(Stored data entries)
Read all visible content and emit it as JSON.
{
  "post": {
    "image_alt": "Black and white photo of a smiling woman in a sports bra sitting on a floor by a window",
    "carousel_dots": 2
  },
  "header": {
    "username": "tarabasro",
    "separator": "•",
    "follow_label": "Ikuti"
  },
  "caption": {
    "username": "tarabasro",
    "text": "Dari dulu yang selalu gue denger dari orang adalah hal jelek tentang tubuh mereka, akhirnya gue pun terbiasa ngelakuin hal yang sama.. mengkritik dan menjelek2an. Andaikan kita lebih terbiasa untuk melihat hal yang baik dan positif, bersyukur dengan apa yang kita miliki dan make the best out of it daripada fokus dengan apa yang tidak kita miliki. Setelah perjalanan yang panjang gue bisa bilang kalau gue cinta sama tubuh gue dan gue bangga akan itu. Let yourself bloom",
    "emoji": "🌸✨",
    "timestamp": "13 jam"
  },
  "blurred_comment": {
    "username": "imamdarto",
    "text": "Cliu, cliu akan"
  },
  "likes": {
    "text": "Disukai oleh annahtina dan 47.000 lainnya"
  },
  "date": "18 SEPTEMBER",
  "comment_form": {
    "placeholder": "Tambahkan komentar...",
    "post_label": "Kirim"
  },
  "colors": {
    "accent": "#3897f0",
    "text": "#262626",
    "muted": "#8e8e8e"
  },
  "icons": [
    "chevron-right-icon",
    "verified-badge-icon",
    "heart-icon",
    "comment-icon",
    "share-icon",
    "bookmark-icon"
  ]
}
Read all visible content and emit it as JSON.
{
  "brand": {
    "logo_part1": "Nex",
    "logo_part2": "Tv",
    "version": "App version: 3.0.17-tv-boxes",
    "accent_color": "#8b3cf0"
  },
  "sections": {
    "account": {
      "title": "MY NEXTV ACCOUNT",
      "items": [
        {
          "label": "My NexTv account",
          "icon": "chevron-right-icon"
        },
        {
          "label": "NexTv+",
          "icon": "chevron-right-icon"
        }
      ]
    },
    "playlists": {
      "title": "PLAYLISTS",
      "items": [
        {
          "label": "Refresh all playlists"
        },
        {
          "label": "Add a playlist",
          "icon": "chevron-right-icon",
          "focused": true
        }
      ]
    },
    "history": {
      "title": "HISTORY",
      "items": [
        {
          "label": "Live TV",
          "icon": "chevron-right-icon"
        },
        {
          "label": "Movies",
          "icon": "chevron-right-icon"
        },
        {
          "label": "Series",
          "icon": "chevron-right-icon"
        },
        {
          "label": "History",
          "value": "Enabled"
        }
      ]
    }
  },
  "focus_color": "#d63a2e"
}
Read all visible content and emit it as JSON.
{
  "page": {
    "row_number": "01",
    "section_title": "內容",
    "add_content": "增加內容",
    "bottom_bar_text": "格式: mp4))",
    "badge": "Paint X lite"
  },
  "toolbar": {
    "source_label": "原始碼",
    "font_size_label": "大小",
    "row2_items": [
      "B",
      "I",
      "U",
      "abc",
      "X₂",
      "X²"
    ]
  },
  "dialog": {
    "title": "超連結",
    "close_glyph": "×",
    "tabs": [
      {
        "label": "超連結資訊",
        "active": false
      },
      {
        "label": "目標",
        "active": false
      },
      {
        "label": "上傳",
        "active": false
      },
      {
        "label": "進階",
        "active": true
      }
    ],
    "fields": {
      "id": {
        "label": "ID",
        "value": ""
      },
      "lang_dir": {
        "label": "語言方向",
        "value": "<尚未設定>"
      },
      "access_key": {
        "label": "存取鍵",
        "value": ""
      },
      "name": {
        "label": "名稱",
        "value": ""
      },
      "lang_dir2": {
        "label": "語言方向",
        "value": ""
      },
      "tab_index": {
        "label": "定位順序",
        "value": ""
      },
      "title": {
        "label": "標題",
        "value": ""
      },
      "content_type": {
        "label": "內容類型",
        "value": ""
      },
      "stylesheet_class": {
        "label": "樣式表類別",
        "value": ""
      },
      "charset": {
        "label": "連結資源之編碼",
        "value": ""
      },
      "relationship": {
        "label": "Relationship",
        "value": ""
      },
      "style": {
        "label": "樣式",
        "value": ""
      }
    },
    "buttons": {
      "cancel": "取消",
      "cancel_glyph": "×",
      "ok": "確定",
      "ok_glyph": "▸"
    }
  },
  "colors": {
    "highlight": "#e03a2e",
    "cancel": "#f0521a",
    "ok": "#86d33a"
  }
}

Set exercise » Write the material out again word for word.

Task solution »
Read all visible content and emit it as JSON.
{
  "post": {
    "image_alt": "Black and white photo of a smiling woman in a sports bra sitting on a floor by a window",
    "carousel_dots": 2
  },
  "header": {
    "username": "tarabasro",
    "separator": "•",
    "follow_label": "Ikuti"
  },
  "caption": {
    "username": "tarabasro",
    "text": "Dari dulu yang selalu gue denger dari orang adalah hal jelek tentang tubuh mereka, akhirnya gue pun terbiasa ngelakuin hal yang sama.. mengkritik dan menjelek2an. Andaikan kita lebih terbiasa untuk melihat hal yang baik dan positif, bersyukur dengan apa yang kita miliki dan make the best out of it daripada fokus dengan apa yang tidak kita miliki. Setelah perjalanan yang panjang gue bisa bilang kalau gue cinta sama tubuh gue dan gue bangga akan itu. Let yourself bloom",
    "emoji": "🌸✨",
    "timestamp": "13 jam"
  },
  "blurred_comment": {
    "username": "imamdarto",
    "text": "Cliu, cliu akan"
  },
  "likes": {
    "text": "Disukai oleh annahtina dan 47.000 lainnya"
  },
  "date": "18 SEPTEMBER",
  "comment_form": {
    "placeholder": "Tambahkan komentar...",
    "post_label": "Kirim"
  },
  "colors": {
    "accent": "#3897f0",
    "text": "#262626",
    "muted": "#8e8e8e"
  },
  "icons": [
    "chevron-right-icon",
    "verified-badge-icon",
    "heart-icon",
    "comment-icon",
    "share-icon",
    "bookmark-icon"
  ]
}
Read all visible content and emit it as JSON.
{
  "brand": {
    "logo_part1": "Nex",
    "logo_part2": "Tv",
    "version": "App version: 3.0.17-tv-boxes",
    "accent_color": "#8b3cf0"
  },
  "sections": {
    "account": {
      "title": "MY NEXTV ACCOUNT",
      "items": [
        {
          "label": "My NexTv account",
          "icon": "chevron-right-icon"
        },
        {
          "label": "NexTv+",
          "icon": "chevron-right-icon"
        }
      ]
    },
    "playlists": {
      "title": "PLAYLISTS",
      "items": [
        {
          "label": "Refresh all playlists"
        },
        {
          "label": "Add a playlist",
          "icon": "chevron-right-icon",
          "focused": true
        }
      ]
    },
    "history": {
      "title": "HISTORY",
      "items": [
        {
          "label": "Live TV",
          "icon": "chevron-right-icon"
        },
        {
          "label": "Movies",
          "icon": "chevron-right-icon"
        },
        {
          "label": "Series",
          "icon": "chevron-right-icon"
        },
        {
          "label": "History",
          "value": "Enabled"
        }
      ]
    }
  },
  "focus_color": "#d63a2e"
}
Read all visible content and emit it as JSON.
{
  "page": {
    "row_number": "01",
    "section_title": "內容",
    "add_content": "增加內容",
    "bottom_bar_text": "格式: mp4))",
    "badge": "Paint X lite"
  },
  "toolbar": {
    "source_label": "原始碼",
    "font_size_label": "大小",
    "row2_items": [
      "B",
      "I",
      "U",
      "abc",
      "X₂",
      "X²"
    ]
  },
  "dialog": {
    "title": "超連結",
    "close_glyph": "×",
    "tabs": [
      {
        "label": "超連結資訊",
        "active": false
      },
      {
        "label": "目標",
        "active": false
      },
      {
        "label": "上傳",
        "active": false
      },
      {
        "label": "進階",
        "active": true
      }
    ],
    "fields": {
      "id": {
        "label": "ID",
        "value": ""
      },
      "lang_dir": {
        "label": "語言方向",
        "value": "<尚未設定>"
      },
      "access_key": {
        "label": "存取鍵",
        "value": ""
      },
      "name": {
        "label": "名稱",
        "value": ""
      },
      "lang_dir2": {
        "label": "語言方向",
        "value": ""
      },
      "tab_index": {
        "label": "定位順序",
        "value": ""
      },
      "title": {
        "label": "標題",
        "value": ""
      },
      "content_type": {
        "label": "內容類型",
        "value": ""
      },
      "stylesheet_class": {
        "label": "樣式表類別",
        "value": ""
      },
      "charset": {
        "label": "連結資源之編碼",
        "value": ""
      },
      "relationship": {
        "label": "Relationship",
        "value": ""
      },
      "style": {
        "label": "樣式",
        "value": ""
      }
    },
    "buttons": {
      "cancel": "取消",
      "cancel_glyph": "×",
      "ok": "確定",
      "ok_glyph": "▸"
    }
  },
  "colors": {
    "highlight": "#e03a2e",
    "cancel": "#f0521a",
    "ok": "#86d33a"
  }
}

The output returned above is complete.